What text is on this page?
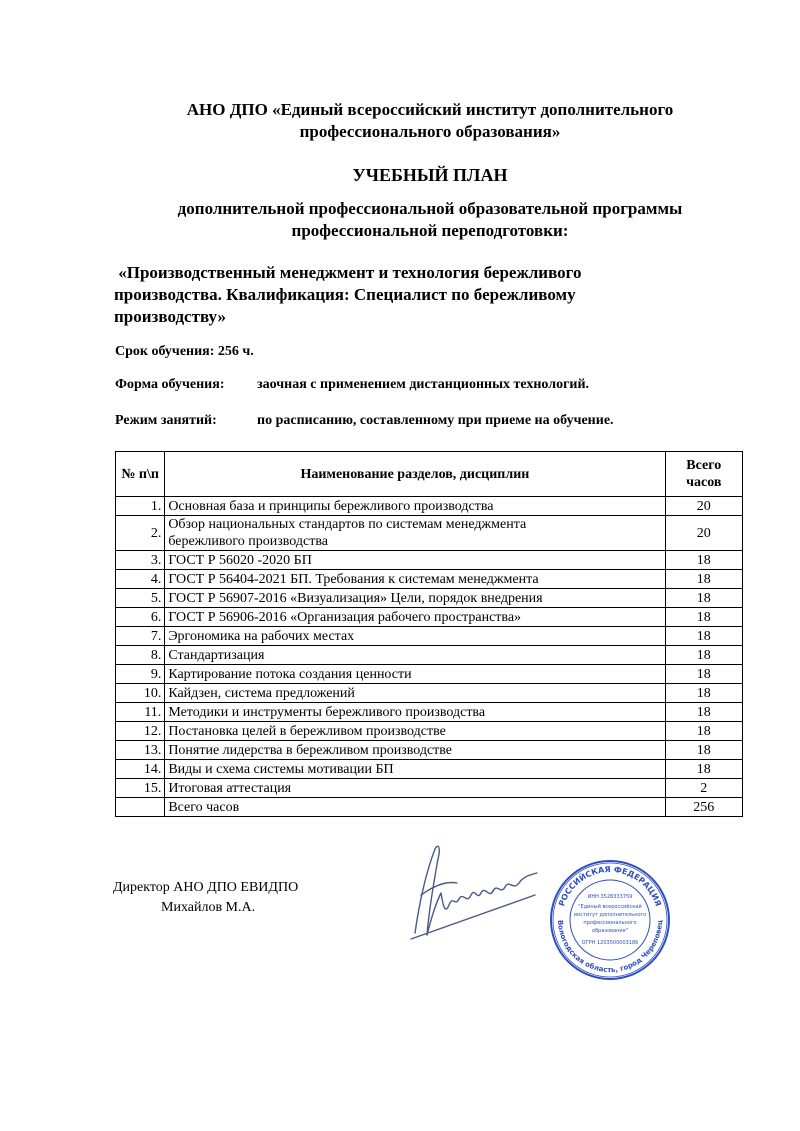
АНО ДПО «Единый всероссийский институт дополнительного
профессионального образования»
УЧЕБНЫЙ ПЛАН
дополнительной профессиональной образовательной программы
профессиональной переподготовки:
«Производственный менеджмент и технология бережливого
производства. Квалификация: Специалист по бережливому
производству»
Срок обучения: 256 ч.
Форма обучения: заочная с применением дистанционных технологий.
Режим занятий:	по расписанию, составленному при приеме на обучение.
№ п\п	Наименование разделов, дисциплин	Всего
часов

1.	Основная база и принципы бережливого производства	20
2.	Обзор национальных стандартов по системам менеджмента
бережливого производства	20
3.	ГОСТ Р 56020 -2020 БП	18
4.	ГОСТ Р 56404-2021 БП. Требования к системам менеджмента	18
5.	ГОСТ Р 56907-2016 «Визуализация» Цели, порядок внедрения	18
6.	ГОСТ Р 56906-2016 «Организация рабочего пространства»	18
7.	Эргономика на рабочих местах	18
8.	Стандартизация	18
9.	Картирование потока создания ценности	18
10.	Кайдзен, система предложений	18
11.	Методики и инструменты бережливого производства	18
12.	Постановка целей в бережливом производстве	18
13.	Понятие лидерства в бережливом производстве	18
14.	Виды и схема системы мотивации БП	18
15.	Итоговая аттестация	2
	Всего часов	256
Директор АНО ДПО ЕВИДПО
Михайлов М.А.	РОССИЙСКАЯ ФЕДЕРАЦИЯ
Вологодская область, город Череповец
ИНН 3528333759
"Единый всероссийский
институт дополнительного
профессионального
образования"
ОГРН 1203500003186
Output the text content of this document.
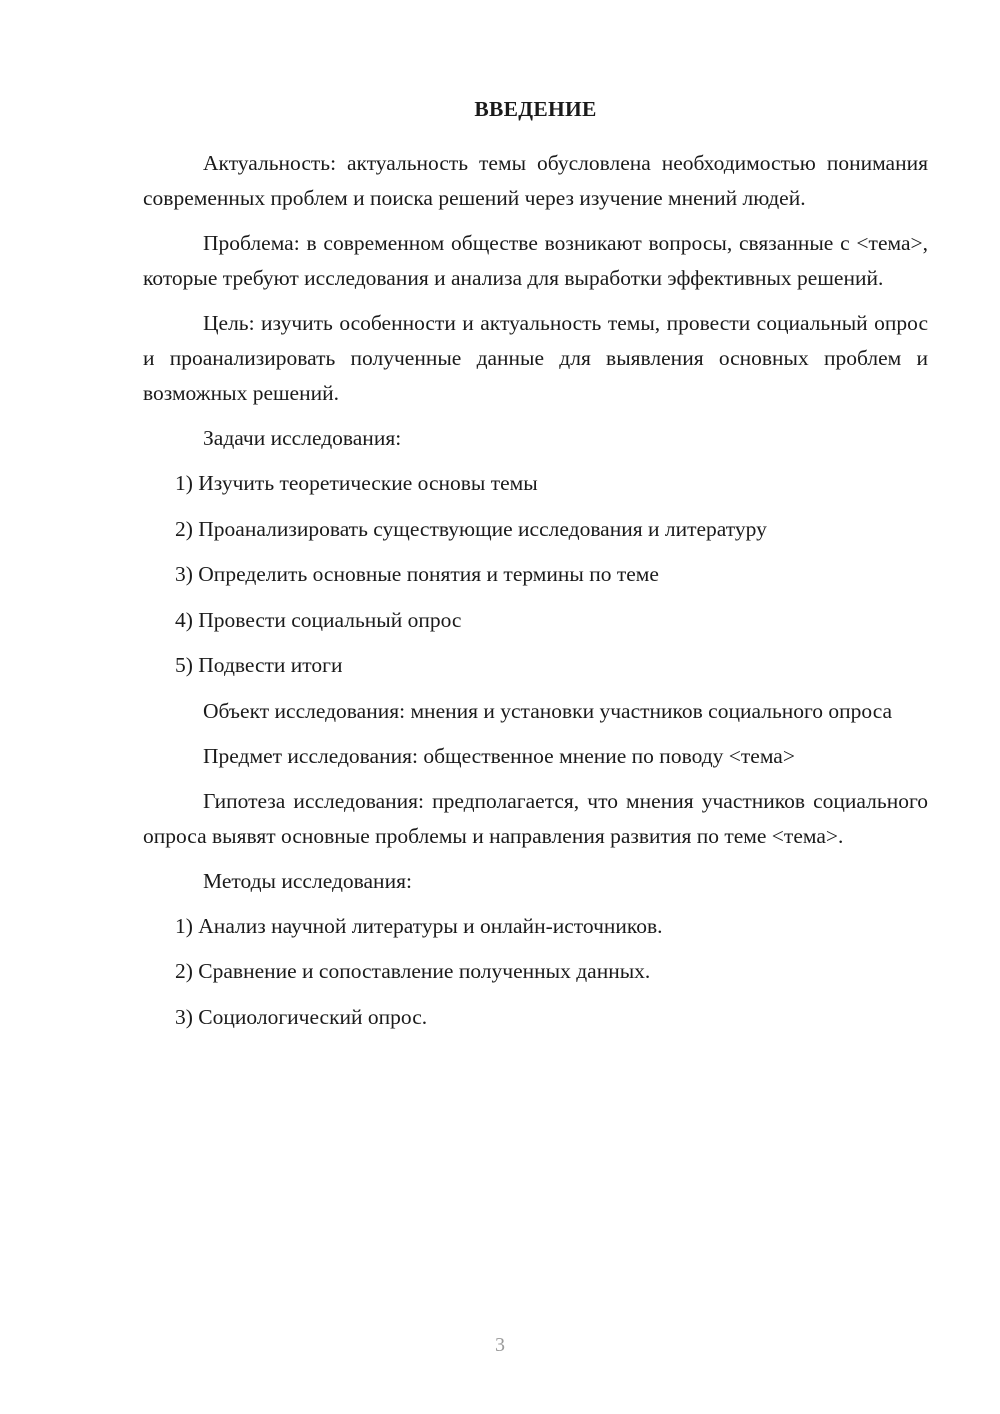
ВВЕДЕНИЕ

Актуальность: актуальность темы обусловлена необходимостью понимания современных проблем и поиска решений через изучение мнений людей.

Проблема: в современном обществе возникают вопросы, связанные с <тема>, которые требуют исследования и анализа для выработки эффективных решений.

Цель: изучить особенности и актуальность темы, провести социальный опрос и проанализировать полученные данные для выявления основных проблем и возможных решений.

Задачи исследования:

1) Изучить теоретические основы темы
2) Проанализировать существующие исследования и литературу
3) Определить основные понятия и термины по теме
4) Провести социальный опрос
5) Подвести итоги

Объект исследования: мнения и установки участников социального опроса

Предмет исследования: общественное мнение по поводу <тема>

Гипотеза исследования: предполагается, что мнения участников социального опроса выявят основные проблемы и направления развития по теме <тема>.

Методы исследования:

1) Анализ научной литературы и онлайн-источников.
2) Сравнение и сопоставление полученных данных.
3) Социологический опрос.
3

» **Prompt**
The data above needs to be retyped exactly, with the images left out.

» **Full solution**
What text is on this page?
АНО ДПО «Единый всероссийский институт дополнительного
профессионального образования»
УЧЕБНЫЙ ПЛАН
дополнительной профессиональной образовательной программы
профессиональной переподготовки:
«Производственный менеджмент и технология бережливого
производства. Квалификация: Специалист по бережливому
производству»
Срок обучения: 256 ч.
Форма обучения: заочная с применением дистанционных технологий.
Режим занятий:	по расписанию, составленному при приеме на обучение.
№ п\п	Наименование разделов, дисциплин	Всего
часов

1.	Основная база и принципы бережливого производства	20
2.	Обзор национальных стандартов по системам менеджмента
бережливого производства	20
3.	ГОСТ Р 56020 -2020 БП	18
4.	ГОСТ Р 56404-2021 БП. Требования к системам менеджмента	18
5.	ГОСТ Р 56907-2016 «Визуализация» Цели, порядок внедрения	18
6.	ГОСТ Р 56906-2016 «Организация рабочего пространства»	18
7.	Эргономика на рабочих местах	18
8.	Стандартизация	18
9.	Картирование потока создания ценности	18
10.	Кайдзен, система предложений	18
11.	Методики и инструменты бережливого производства	18
12.	Постановка целей в бережливом производстве	18
13.	Понятие лидерства в бережливом производстве	18
14.	Виды и схема системы мотивации БП	18
15.	Итоговая аттестация	2
	Всего часов	256
Директор АНО ДПО ЕВИДПО
Михайлов М.А.	РОССИЙСКАЯ ФЕДЕРАЦИЯ
Вологодская область, город Череповец
ИНН 3528333759
"Единый всероссийский
институт дополнительного
профессионального
образования"
ОГРН 1203500003186
Output the text content of this document.
ВВЕДЕНИЕ

Актуальность: актуальность темы обусловлена необходимостью понимания современных проблем и поиска решений через изучение мнений людей.

Проблема: в современном обществе возникают вопросы, связанные с <тема>, которые требуют исследования и анализа для выработки эффективных решений.

Цель: изучить особенности и актуальность темы, провести социальный опрос и проанализировать полученные данные для выявления основных проблем и возможных решений.

Задачи исследования:

1) Изучить теоретические основы темы
2) Проанализировать существующие исследования и литературу
3) Определить основные понятия и термины по теме
4) Провести социальный опрос
5) Подвести итоги

Объект исследования: мнения и установки участников социального опроса

Предмет исследования: общественное мнение по поводу <тема>

Гипотеза исследования: предполагается, что мнения участников социального опроса выявят основные проблемы и направления развития по теме <тема>.

Методы исследования:

1) Анализ научной литературы и онлайн-источников.
2) Сравнение и сопоставление полученных данных.
3) Социологический опрос.
3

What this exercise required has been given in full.